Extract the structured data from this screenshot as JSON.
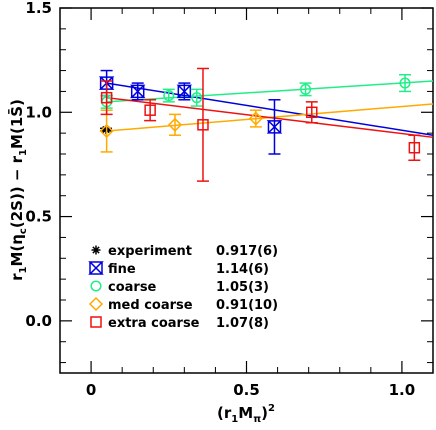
{
  "chart_data": {
    "type": "scatter",
    "xlabel": "(r1Mπ)²",
    "ylabel": "r1M(ηc(2S)) − r1M(1S̄)",
    "xlim": [
      -0.1,
      1.1
    ],
    "ylim": [
      -0.25,
      1.5
    ],
    "x_ticks": [
      "0",
      "0.5",
      "1.0"
    ],
    "y_ticks": [
      "0.0",
      "0.5",
      "1.0",
      "1.5"
    ],
    "grid": false,
    "legend_position": "bottom-left",
    "series": [
      {
        "name": "experiment",
        "value": "0.917(6)",
        "color": "#000000",
        "marker": "star",
        "points": [
          {
            "x": 0.048,
            "y": 0.917,
            "err": 0.006
          }
        ],
        "fit": null
      },
      {
        "name": "fine",
        "value": "1.14(6)",
        "color": "#0000dd",
        "marker": "bowtie",
        "points": [
          {
            "x": 0.05,
            "y": 1.14,
            "err": 0.06
          },
          {
            "x": 0.15,
            "y": 1.1,
            "err": 0.04
          },
          {
            "x": 0.3,
            "y": 1.1,
            "err": 0.04
          },
          {
            "x": 0.59,
            "y": 0.93,
            "err": 0.13
          }
        ],
        "fit": {
          "y0": 1.14,
          "x1": 1.1,
          "y1": 0.89
        }
      },
      {
        "name": "coarse",
        "value": "1.05(3)",
        "color": "#22ee88",
        "marker": "circle",
        "points": [
          {
            "x": 0.05,
            "y": 1.05,
            "err": 0.03
          },
          {
            "x": 0.25,
            "y": 1.08,
            "err": 0.03
          },
          {
            "x": 0.34,
            "y": 1.07,
            "err": 0.04
          },
          {
            "x": 0.69,
            "y": 1.11,
            "err": 0.03
          },
          {
            "x": 1.01,
            "y": 1.14,
            "err": 0.04
          }
        ],
        "fit": {
          "y0": 1.05,
          "x1": 1.1,
          "y1": 1.15
        }
      },
      {
        "name": "med coarse",
        "value": "0.91(10)",
        "color": "#ffaa00",
        "marker": "diamond",
        "points": [
          {
            "x": 0.05,
            "y": 0.91,
            "err": 0.1
          },
          {
            "x": 0.27,
            "y": 0.94,
            "err": 0.05
          },
          {
            "x": 0.53,
            "y": 0.97,
            "err": 0.04
          }
        ],
        "fit": {
          "y0": 0.91,
          "x1": 1.1,
          "y1": 1.04
        }
      },
      {
        "name": "extra coarse",
        "value": "1.07(8)",
        "color": "#ee1111",
        "marker": "square",
        "points": [
          {
            "x": 0.05,
            "y": 1.07,
            "err": 0.08
          },
          {
            "x": 0.19,
            "y": 1.01,
            "err": 0.05
          },
          {
            "x": 0.36,
            "y": 0.94,
            "err": 0.27
          },
          {
            "x": 0.71,
            "y": 1.0,
            "err": 0.05
          },
          {
            "x": 1.04,
            "y": 0.83,
            "err": 0.06
          }
        ],
        "fit": {
          "y0": 1.07,
          "x1": 1.1,
          "y1": 0.88
        }
      }
    ]
  }
}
■ ■ ■ ■ ■ ■ ■
Every record above should be written out again without change, except that the pictures are left out.

Reply:
Extract the structured data from this screenshot as JSON.
{
  "chart_data": {
    "type": "scatter",
    "xlabel": "(r1Mπ)²",
    "ylabel": "r1M(ηc(2S)) − r1M(1S̄)",
    "xlim": [
      -0.1,
      1.1
    ],
    "ylim": [
      -0.25,
      1.5
    ],
    "x_ticks": [
      "0",
      "0.5",
      "1.0"
    ],
    "y_ticks": [
      "0.0",
      "0.5",
      "1.0",
      "1.5"
    ],
    "grid": false,
    "legend_position": "bottom-left",
    "series": [
      {
        "name": "experiment",
        "value": "0.917(6)",
        "color": "#000000",
        "marker": "star",
        "points": [
          {
            "x": 0.048,
            "y": 0.917,
            "err": 0.006
          }
        ],
        "fit": null
      },
      {
        "name": "fine",
        "value": "1.14(6)",
        "color": "#0000dd",
        "marker": "bowtie",
        "points": [
          {
            "x": 0.05,
            "y": 1.14,
            "err": 0.06
          },
          {
            "x": 0.15,
            "y": 1.1,
            "err": 0.04
          },
          {
            "x": 0.3,
            "y": 1.1,
            "err": 0.04
          },
          {
            "x": 0.59,
            "y": 0.93,
            "err": 0.13
          }
        ],
        "fit": {
          "y0": 1.14,
          "x1": 1.1,
          "y1": 0.89
        }
      },
      {
        "name": "coarse",
        "value": "1.05(3)",
        "color": "#22ee88",
        "marker": "circle",
        "points": [
          {
            "x": 0.05,
            "y": 1.05,
            "err": 0.03
          },
          {
            "x": 0.25,
            "y": 1.08,
            "err": 0.03
          },
          {
            "x": 0.34,
            "y": 1.07,
            "err": 0.04
          },
          {
            "x": 0.69,
            "y": 1.11,
            "err": 0.03
          },
          {
            "x": 1.01,
            "y": 1.14,
            "err": 0.04
          }
        ],
        "fit": {
          "y0": 1.05,
          "x1": 1.1,
          "y1": 1.15
        }
      },
      {
        "name": "med coarse",
        "value": "0.91(10)",
        "color": "#ffaa00",
        "marker": "diamond",
        "points": [
          {
            "x": 0.05,
            "y": 0.91,
            "err": 0.1
          },
          {
            "x": 0.27,
            "y": 0.94,
            "err": 0.05
          },
          {
            "x": 0.53,
            "y": 0.97,
            "err": 0.04
          }
        ],
        "fit": {
          "y0": 0.91,
          "x1": 1.1,
          "y1": 1.04
        }
      },
      {
        "name": "extra coarse",
        "value": "1.07(8)",
        "color": "#ee1111",
        "marker": "square",
        "points": [
          {
            "x": 0.05,
            "y": 1.07,
            "err": 0.08
          },
          {
            "x": 0.19,
            "y": 1.01,
            "err": 0.05
          },
          {
            "x": 0.36,
            "y": 0.94,
            "err": 0.27
          },
          {
            "x": 0.71,
            "y": 1.0,
            "err": 0.05
          },
          {
            "x": 1.04,
            "y": 0.83,
            "err": 0.06
          }
        ],
        "fit": {
          "y0": 1.07,
          "x1": 1.1,
          "y1": 0.88
        }
      }
    ]
  }
}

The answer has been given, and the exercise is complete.